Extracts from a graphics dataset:
####################

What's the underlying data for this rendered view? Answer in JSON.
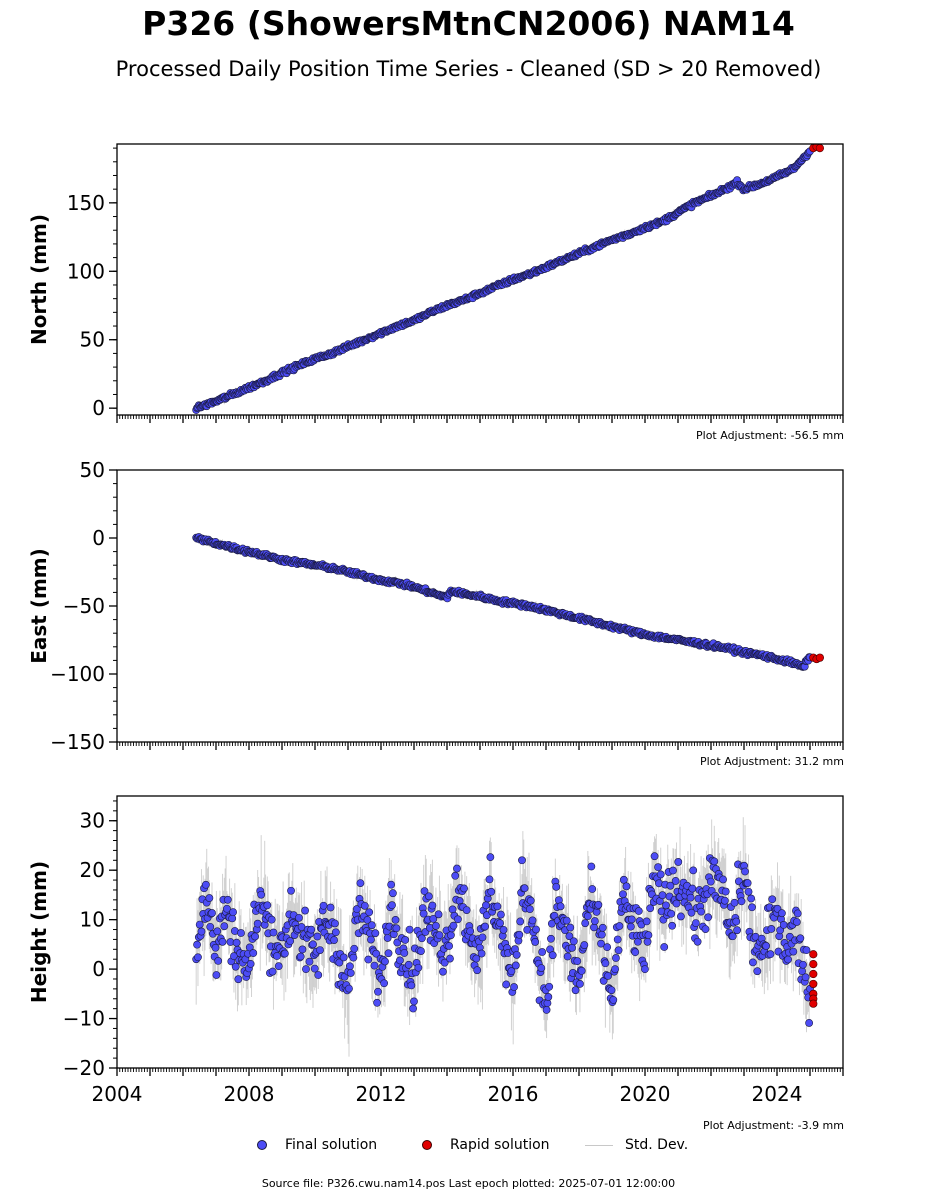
{
  "title": "P326 (ShowersMtnCN2006) NAM14",
  "subtitle": "Processed Daily Position Time Series - Cleaned (SD > 20 Removed)",
  "colors": {
    "final": "#4c4cf5",
    "final_edge": "#1a1a40",
    "rapid": "#e00000",
    "std": "#b4b4b4"
  },
  "legend": {
    "final": "Final solution",
    "rapid": "Rapid solution",
    "std": "Std. Dev."
  },
  "source": "Source file: P326.cwu.nam14.pos  Last epoch plotted: 2025-07-01 12:00:00",
  "chart_data": [
    {
      "type": "scatter",
      "ylabel": "North (mm)",
      "adjustment": "Plot Adjustment: -56.5 mm",
      "xlim": [
        2004,
        2026
      ],
      "ylim": [
        -5,
        193
      ],
      "yticks": [
        0,
        50,
        100,
        150
      ],
      "show_xticklabels": false,
      "series": [
        {
          "name": "Final solution",
          "x": [
            2006.4,
            2007.0,
            2007.5,
            2008.0,
            2008.5,
            2009.0,
            2009.5,
            2010.0,
            2010.5,
            2011.0,
            2011.5,
            2012.0,
            2012.5,
            2013.0,
            2013.5,
            2014.0,
            2014.5,
            2015.0,
            2015.5,
            2016.0,
            2016.5,
            2017.0,
            2017.5,
            2018.0,
            2018.5,
            2019.0,
            2019.5,
            2020.0,
            2020.5,
            2021.0,
            2021.5,
            2022.0,
            2022.5,
            2022.8,
            2023.0,
            2023.5,
            2024.0,
            2024.5,
            2025.0
          ],
          "y": [
            0,
            5,
            10,
            15,
            20,
            26,
            31,
            36,
            40,
            45,
            50,
            55,
            60,
            64,
            70,
            75,
            79,
            84,
            89,
            94,
            98,
            103,
            108,
            113,
            118,
            123,
            127,
            132,
            136,
            143,
            150,
            155,
            161,
            165,
            160,
            164,
            169,
            175,
            188
          ]
        },
        {
          "name": "Rapid solution",
          "x": [
            2025.1,
            2025.2,
            2025.3
          ],
          "y": [
            190,
            191,
            190
          ]
        }
      ]
    },
    {
      "type": "scatter",
      "ylabel": "East (mm)",
      "adjustment": "Plot Adjustment: 31.2 mm",
      "xlim": [
        2004,
        2026
      ],
      "ylim": [
        -150,
        50
      ],
      "yticks": [
        50,
        0,
        -50,
        -100,
        -150
      ],
      "show_xticklabels": false,
      "series": [
        {
          "name": "Final solution",
          "x": [
            2006.4,
            2007.0,
            2007.5,
            2008.0,
            2008.5,
            2009.0,
            2009.5,
            2010.0,
            2010.5,
            2011.0,
            2011.5,
            2012.0,
            2012.5,
            2013.0,
            2013.5,
            2014.0,
            2014.1,
            2014.5,
            2015.0,
            2015.5,
            2016.0,
            2016.5,
            2017.0,
            2017.5,
            2018.0,
            2018.5,
            2019.0,
            2019.5,
            2020.0,
            2020.5,
            2021.0,
            2021.5,
            2022.0,
            2022.5,
            2023.0,
            2023.5,
            2024.0,
            2024.5,
            2024.8,
            2025.0
          ],
          "y": [
            0,
            -4,
            -7,
            -10,
            -13,
            -16,
            -18,
            -20,
            -22,
            -25,
            -28,
            -31,
            -33,
            -36,
            -40,
            -44,
            -39,
            -41,
            -43,
            -46,
            -48,
            -50,
            -53,
            -56,
            -59,
            -62,
            -65,
            -68,
            -71,
            -73,
            -75,
            -77,
            -79,
            -81,
            -84,
            -86,
            -89,
            -92,
            -95,
            -87
          ]
        },
        {
          "name": "Rapid solution",
          "x": [
            2025.1,
            2025.2,
            2025.3
          ],
          "y": [
            -88,
            -89,
            -88
          ]
        }
      ]
    },
    {
      "type": "scatter",
      "ylabel": "Height (mm)",
      "adjustment": "Plot Adjustment: -3.9 mm",
      "xlim": [
        2004,
        2026
      ],
      "ylim": [
        -20,
        35
      ],
      "yticks": [
        30,
        20,
        10,
        0,
        -10,
        -20
      ],
      "xticks": [
        2004,
        2008,
        2012,
        2016,
        2020,
        2024
      ],
      "show_xticklabels": true,
      "series": [
        {
          "name": "Final solution",
          "x": [
            2006.4,
            2006.7,
            2007.0,
            2007.3,
            2007.6,
            2008.0,
            2008.3,
            2008.6,
            2009.0,
            2009.3,
            2009.6,
            2010.0,
            2010.3,
            2010.6,
            2011.0,
            2011.3,
            2011.6,
            2012.0,
            2012.3,
            2012.6,
            2013.0,
            2013.3,
            2013.6,
            2014.0,
            2014.3,
            2014.6,
            2015.0,
            2015.3,
            2015.6,
            2016.0,
            2016.3,
            2016.6,
            2017.0,
            2017.3,
            2017.6,
            2018.0,
            2018.3,
            2018.6,
            2019.0,
            2019.3,
            2019.6,
            2020.0,
            2020.3,
            2020.6,
            2021.0,
            2021.3,
            2021.6,
            2022.0,
            2022.3,
            2022.6,
            2023.0,
            2023.3,
            2023.6,
            2024.0,
            2024.3,
            2024.6,
            2025.0
          ],
          "y": [
            5,
            15,
            3,
            12,
            5,
            0,
            14,
            8,
            3,
            12,
            6,
            2,
            10,
            7,
            -5,
            12,
            8,
            -3,
            14,
            6,
            -2,
            12,
            8,
            4,
            18,
            10,
            2,
            17,
            9,
            -4,
            18,
            10,
            -8,
            14,
            7,
            -3,
            14,
            8,
            -6,
            14,
            9,
            4,
            18,
            12,
            18,
            15,
            10,
            18,
            16,
            7,
            20,
            5,
            3,
            12,
            5,
            8,
            -5
          ]
        },
        {
          "name": "Rapid solution",
          "x": [
            2025.1,
            2025.1,
            2025.1,
            2025.1,
            2025.1,
            2025.1,
            2025.1
          ],
          "y": [
            3,
            1,
            -1,
            -3,
            -5,
            -6,
            -7
          ]
        }
      ]
    }
  ]
}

####################

## [Exercise objective]
Omit the images and transcribe all of the records above word for word.

## [Output for this task]
What's the underlying data for this rendered view? Answer in JSON.
{
  "title": "P326 (ShowersMtnCN2006) NAM14",
  "subtitle": "Processed Daily Position Time Series - Cleaned (SD > 20 Removed)",
  "colors": {
    "final": "#4c4cf5",
    "final_edge": "#1a1a40",
    "rapid": "#e00000",
    "std": "#b4b4b4"
  },
  "legend": {
    "final": "Final solution",
    "rapid": "Rapid solution",
    "std": "Std. Dev."
  },
  "source": "Source file: P326.cwu.nam14.pos  Last epoch plotted: 2025-07-01 12:00:00",
  "chart_data": [
    {
      "type": "scatter",
      "ylabel": "North (mm)",
      "adjustment": "Plot Adjustment: -56.5 mm",
      "xlim": [
        2004,
        2026
      ],
      "ylim": [
        -5,
        193
      ],
      "yticks": [
        0,
        50,
        100,
        150
      ],
      "show_xticklabels": false,
      "series": [
        {
          "name": "Final solution",
          "x": [
            2006.4,
            2007.0,
            2007.5,
            2008.0,
            2008.5,
            2009.0,
            2009.5,
            2010.0,
            2010.5,
            2011.0,
            2011.5,
            2012.0,
            2012.5,
            2013.0,
            2013.5,
            2014.0,
            2014.5,
            2015.0,
            2015.5,
            2016.0,
            2016.5,
            2017.0,
            2017.5,
            2018.0,
            2018.5,
            2019.0,
            2019.5,
            2020.0,
            2020.5,
            2021.0,
            2021.5,
            2022.0,
            2022.5,
            2022.8,
            2023.0,
            2023.5,
            2024.0,
            2024.5,
            2025.0
          ],
          "y": [
            0,
            5,
            10,
            15,
            20,
            26,
            31,
            36,
            40,
            45,
            50,
            55,
            60,
            64,
            70,
            75,
            79,
            84,
            89,
            94,
            98,
            103,
            108,
            113,
            118,
            123,
            127,
            132,
            136,
            143,
            150,
            155,
            161,
            165,
            160,
            164,
            169,
            175,
            188
          ]
        },
        {
          "name": "Rapid solution",
          "x": [
            2025.1,
            2025.2,
            2025.3
          ],
          "y": [
            190,
            191,
            190
          ]
        }
      ]
    },
    {
      "type": "scatter",
      "ylabel": "East (mm)",
      "adjustment": "Plot Adjustment: 31.2 mm",
      "xlim": [
        2004,
        2026
      ],
      "ylim": [
        -150,
        50
      ],
      "yticks": [
        50,
        0,
        -50,
        -100,
        -150
      ],
      "show_xticklabels": false,
      "series": [
        {
          "name": "Final solution",
          "x": [
            2006.4,
            2007.0,
            2007.5,
            2008.0,
            2008.5,
            2009.0,
            2009.5,
            2010.0,
            2010.5,
            2011.0,
            2011.5,
            2012.0,
            2012.5,
            2013.0,
            2013.5,
            2014.0,
            2014.1,
            2014.5,
            2015.0,
            2015.5,
            2016.0,
            2016.5,
            2017.0,
            2017.5,
            2018.0,
            2018.5,
            2019.0,
            2019.5,
            2020.0,
            2020.5,
            2021.0,
            2021.5,
            2022.0,
            2022.5,
            2023.0,
            2023.5,
            2024.0,
            2024.5,
            2024.8,
            2025.0
          ],
          "y": [
            0,
            -4,
            -7,
            -10,
            -13,
            -16,
            -18,
            -20,
            -22,
            -25,
            -28,
            -31,
            -33,
            -36,
            -40,
            -44,
            -39,
            -41,
            -43,
            -46,
            -48,
            -50,
            -53,
            -56,
            -59,
            -62,
            -65,
            -68,
            -71,
            -73,
            -75,
            -77,
            -79,
            -81,
            -84,
            -86,
            -89,
            -92,
            -95,
            -87
          ]
        },
        {
          "name": "Rapid solution",
          "x": [
            2025.1,
            2025.2,
            2025.3
          ],
          "y": [
            -88,
            -89,
            -88
          ]
        }
      ]
    },
    {
      "type": "scatter",
      "ylabel": "Height (mm)",
      "adjustment": "Plot Adjustment: -3.9 mm",
      "xlim": [
        2004,
        2026
      ],
      "ylim": [
        -20,
        35
      ],
      "yticks": [
        30,
        20,
        10,
        0,
        -10,
        -20
      ],
      "xticks": [
        2004,
        2008,
        2012,
        2016,
        2020,
        2024
      ],
      "show_xticklabels": true,
      "series": [
        {
          "name": "Final solution",
          "x": [
            2006.4,
            2006.7,
            2007.0,
            2007.3,
            2007.6,
            2008.0,
            2008.3,
            2008.6,
            2009.0,
            2009.3,
            2009.6,
            2010.0,
            2010.3,
            2010.6,
            2011.0,
            2011.3,
            2011.6,
            2012.0,
            2012.3,
            2012.6,
            2013.0,
            2013.3,
            2013.6,
            2014.0,
            2014.3,
            2014.6,
            2015.0,
            2015.3,
            2015.6,
            2016.0,
            2016.3,
            2016.6,
            2017.0,
            2017.3,
            2017.6,
            2018.0,
            2018.3,
            2018.6,
            2019.0,
            2019.3,
            2019.6,
            2020.0,
            2020.3,
            2020.6,
            2021.0,
            2021.3,
            2021.6,
            2022.0,
            2022.3,
            2022.6,
            2023.0,
            2023.3,
            2023.6,
            2024.0,
            2024.3,
            2024.6,
            2025.0
          ],
          "y": [
            5,
            15,
            3,
            12,
            5,
            0,
            14,
            8,
            3,
            12,
            6,
            2,
            10,
            7,
            -5,
            12,
            8,
            -3,
            14,
            6,
            -2,
            12,
            8,
            4,
            18,
            10,
            2,
            17,
            9,
            -4,
            18,
            10,
            -8,
            14,
            7,
            -3,
            14,
            8,
            -6,
            14,
            9,
            4,
            18,
            12,
            18,
            15,
            10,
            18,
            16,
            7,
            20,
            5,
            3,
            12,
            5,
            8,
            -5
          ]
        },
        {
          "name": "Rapid solution",
          "x": [
            2025.1,
            2025.1,
            2025.1,
            2025.1,
            2025.1,
            2025.1,
            2025.1
          ],
          "y": [
            3,
            1,
            -1,
            -3,
            -5,
            -6,
            -7
          ]
        }
      ]
    }
  ]
}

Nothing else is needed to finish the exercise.